• **Set exercise**
Pictures aside, quote the whole listing exactly.

-- Start --

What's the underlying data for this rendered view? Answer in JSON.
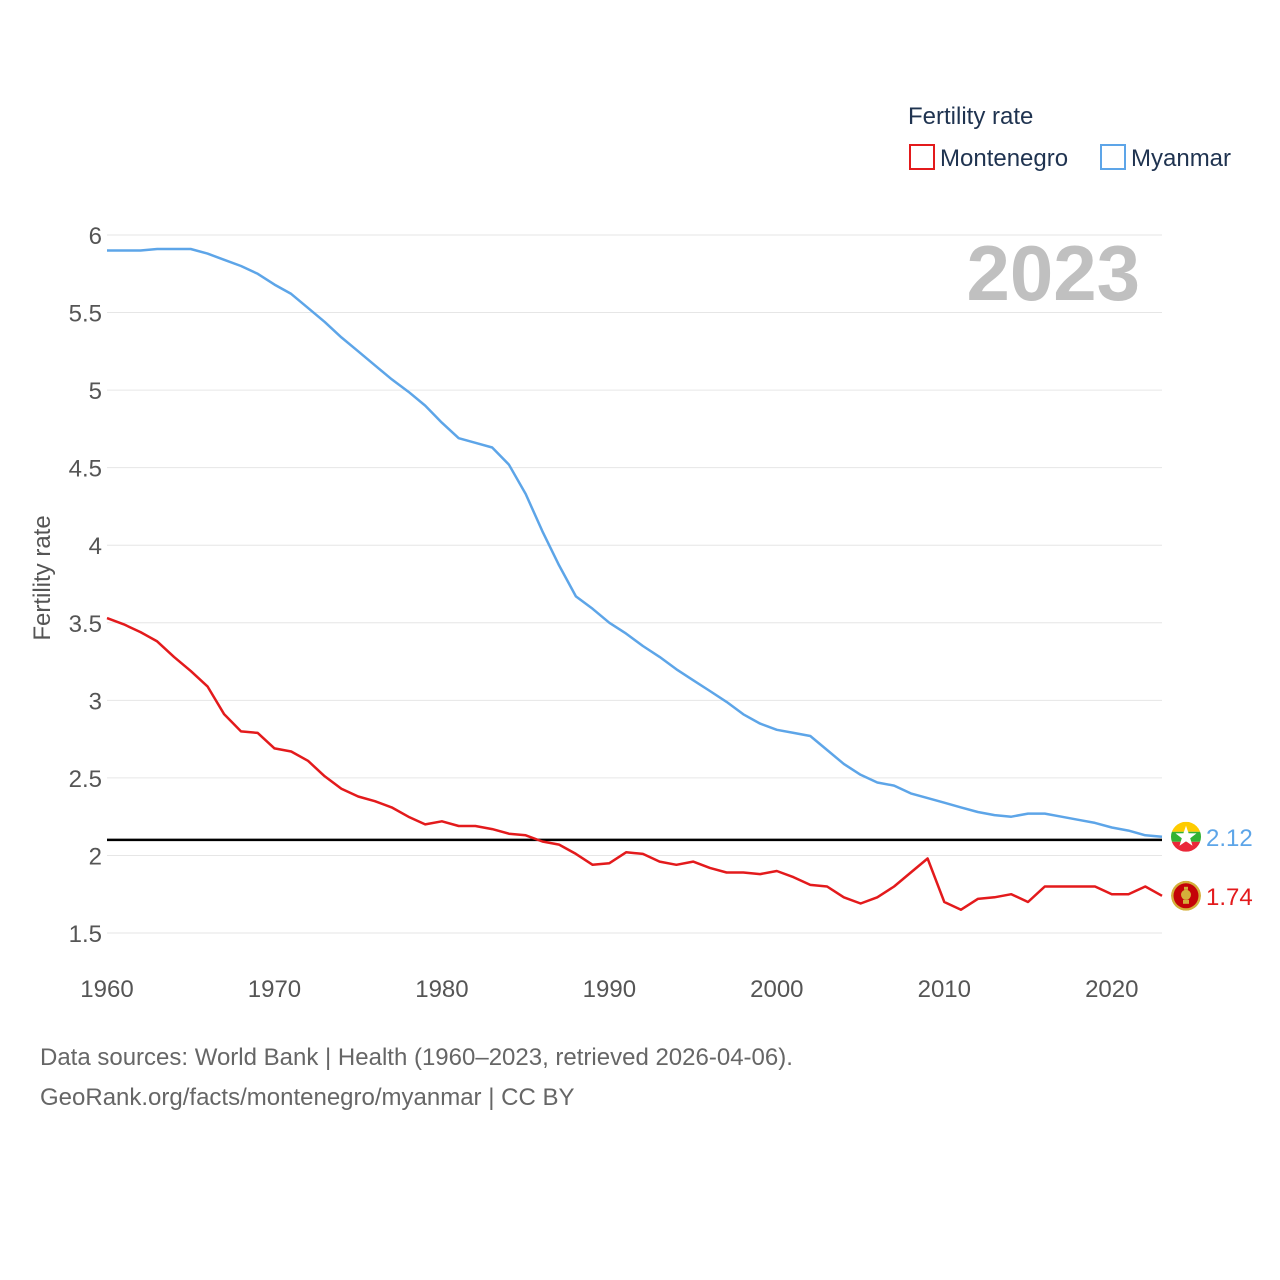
{
  "chart_data": {
    "type": "line",
    "title": "",
    "xlabel": "",
    "ylabel": "Fertility rate",
    "legend_title": "Fertility rate",
    "legend_position": "top-right",
    "year_display": "2023",
    "xlim": [
      1960,
      2023
    ],
    "ylim": [
      1.5,
      6
    ],
    "x_ticks": [
      1960,
      1970,
      1980,
      1990,
      2000,
      2010,
      2020
    ],
    "y_ticks": [
      1.5,
      2,
      2.5,
      3,
      3.5,
      4,
      4.5,
      5,
      5.5,
      6
    ],
    "x": [
      1960,
      1961,
      1962,
      1963,
      1964,
      1965,
      1966,
      1967,
      1968,
      1969,
      1970,
      1971,
      1972,
      1973,
      1974,
      1975,
      1976,
      1977,
      1978,
      1979,
      1980,
      1981,
      1982,
      1983,
      1984,
      1985,
      1986,
      1987,
      1988,
      1989,
      1990,
      1991,
      1992,
      1993,
      1994,
      1995,
      1996,
      1997,
      1998,
      1999,
      2000,
      2001,
      2002,
      2003,
      2004,
      2005,
      2006,
      2007,
      2008,
      2009,
      2010,
      2011,
      2012,
      2013,
      2014,
      2015,
      2016,
      2017,
      2018,
      2019,
      2020,
      2021,
      2022,
      2023
    ],
    "reference_line": {
      "value": 2.1,
      "color": "#000000"
    },
    "series": [
      {
        "name": "Montenegro",
        "color": "#e31a1c",
        "end_label": "1.74",
        "flag_icon": "montenegro-flag-icon",
        "values": [
          3.53,
          3.49,
          3.44,
          3.38,
          3.28,
          3.19,
          3.09,
          2.91,
          2.8,
          2.79,
          2.69,
          2.67,
          2.61,
          2.51,
          2.43,
          2.38,
          2.35,
          2.31,
          2.25,
          2.2,
          2.22,
          2.19,
          2.19,
          2.17,
          2.14,
          2.13,
          2.09,
          2.07,
          2.01,
          1.94,
          1.95,
          2.02,
          2.01,
          1.96,
          1.94,
          1.96,
          1.92,
          1.89,
          1.89,
          1.88,
          1.9,
          1.86,
          1.81,
          1.8,
          1.73,
          1.69,
          1.73,
          1.8,
          1.89,
          1.98,
          1.7,
          1.65,
          1.72,
          1.73,
          1.75,
          1.7,
          1.8,
          1.8,
          1.8,
          1.8,
          1.75,
          1.75,
          1.8,
          1.74
        ]
      },
      {
        "name": "Myanmar",
        "color": "#5da5e8",
        "end_label": "2.12",
        "flag_icon": "myanmar-flag-icon",
        "values": [
          5.9,
          5.9,
          5.9,
          5.91,
          5.91,
          5.91,
          5.88,
          5.84,
          5.8,
          5.75,
          5.68,
          5.62,
          5.53,
          5.44,
          5.34,
          5.25,
          5.16,
          5.07,
          4.99,
          4.9,
          4.79,
          4.69,
          4.66,
          4.63,
          4.52,
          4.33,
          4.09,
          3.87,
          3.67,
          3.59,
          3.5,
          3.43,
          3.35,
          3.28,
          3.2,
          3.13,
          3.06,
          2.99,
          2.91,
          2.85,
          2.81,
          2.79,
          2.77,
          2.68,
          2.59,
          2.52,
          2.47,
          2.45,
          2.4,
          2.37,
          2.34,
          2.31,
          2.28,
          2.26,
          2.25,
          2.27,
          2.27,
          2.25,
          2.23,
          2.21,
          2.18,
          2.16,
          2.13,
          2.12
        ]
      }
    ]
  },
  "footer": {
    "line1": "Data sources: World Bank | Health (1960–2023, retrieved 2026-04-06).",
    "line2": "GeoRank.org/facts/montenegro/myanmar | CC BY"
  },
  "colors": {
    "grid": "#e6e6e6",
    "tick_text": "#555555",
    "legend_text": "#1f3350",
    "watermark": "#c0c0c0"
  }
}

-- End --

• **Answer below**
What's the underlying data for this rendered view? Answer in JSON.
{
  "chart_data": {
    "type": "line",
    "title": "",
    "xlabel": "",
    "ylabel": "Fertility rate",
    "legend_title": "Fertility rate",
    "legend_position": "top-right",
    "year_display": "2023",
    "xlim": [
      1960,
      2023
    ],
    "ylim": [
      1.5,
      6
    ],
    "x_ticks": [
      1960,
      1970,
      1980,
      1990,
      2000,
      2010,
      2020
    ],
    "y_ticks": [
      1.5,
      2,
      2.5,
      3,
      3.5,
      4,
      4.5,
      5,
      5.5,
      6
    ],
    "x": [
      1960,
      1961,
      1962,
      1963,
      1964,
      1965,
      1966,
      1967,
      1968,
      1969,
      1970,
      1971,
      1972,
      1973,
      1974,
      1975,
      1976,
      1977,
      1978,
      1979,
      1980,
      1981,
      1982,
      1983,
      1984,
      1985,
      1986,
      1987,
      1988,
      1989,
      1990,
      1991,
      1992,
      1993,
      1994,
      1995,
      1996,
      1997,
      1998,
      1999,
      2000,
      2001,
      2002,
      2003,
      2004,
      2005,
      2006,
      2007,
      2008,
      2009,
      2010,
      2011,
      2012,
      2013,
      2014,
      2015,
      2016,
      2017,
      2018,
      2019,
      2020,
      2021,
      2022,
      2023
    ],
    "reference_line": {
      "value": 2.1,
      "color": "#000000"
    },
    "series": [
      {
        "name": "Montenegro",
        "color": "#e31a1c",
        "end_label": "1.74",
        "flag_icon": "montenegro-flag-icon",
        "values": [
          3.53,
          3.49,
          3.44,
          3.38,
          3.28,
          3.19,
          3.09,
          2.91,
          2.8,
          2.79,
          2.69,
          2.67,
          2.61,
          2.51,
          2.43,
          2.38,
          2.35,
          2.31,
          2.25,
          2.2,
          2.22,
          2.19,
          2.19,
          2.17,
          2.14,
          2.13,
          2.09,
          2.07,
          2.01,
          1.94,
          1.95,
          2.02,
          2.01,
          1.96,
          1.94,
          1.96,
          1.92,
          1.89,
          1.89,
          1.88,
          1.9,
          1.86,
          1.81,
          1.8,
          1.73,
          1.69,
          1.73,
          1.8,
          1.89,
          1.98,
          1.7,
          1.65,
          1.72,
          1.73,
          1.75,
          1.7,
          1.8,
          1.8,
          1.8,
          1.8,
          1.75,
          1.75,
          1.8,
          1.74
        ]
      },
      {
        "name": "Myanmar",
        "color": "#5da5e8",
        "end_label": "2.12",
        "flag_icon": "myanmar-flag-icon",
        "values": [
          5.9,
          5.9,
          5.9,
          5.91,
          5.91,
          5.91,
          5.88,
          5.84,
          5.8,
          5.75,
          5.68,
          5.62,
          5.53,
          5.44,
          5.34,
          5.25,
          5.16,
          5.07,
          4.99,
          4.9,
          4.79,
          4.69,
          4.66,
          4.63,
          4.52,
          4.33,
          4.09,
          3.87,
          3.67,
          3.59,
          3.5,
          3.43,
          3.35,
          3.28,
          3.2,
          3.13,
          3.06,
          2.99,
          2.91,
          2.85,
          2.81,
          2.79,
          2.77,
          2.68,
          2.59,
          2.52,
          2.47,
          2.45,
          2.4,
          2.37,
          2.34,
          2.31,
          2.28,
          2.26,
          2.25,
          2.27,
          2.27,
          2.25,
          2.23,
          2.21,
          2.18,
          2.16,
          2.13,
          2.12
        ]
      }
    ]
  },
  "footer": {
    "line1": "Data sources: World Bank | Health (1960–2023, retrieved 2026-04-06).",
    "line2": "GeoRank.org/facts/montenegro/myanmar | CC BY"
  },
  "colors": {
    "grid": "#e6e6e6",
    "tick_text": "#555555",
    "legend_text": "#1f3350",
    "watermark": "#c0c0c0"
  }
}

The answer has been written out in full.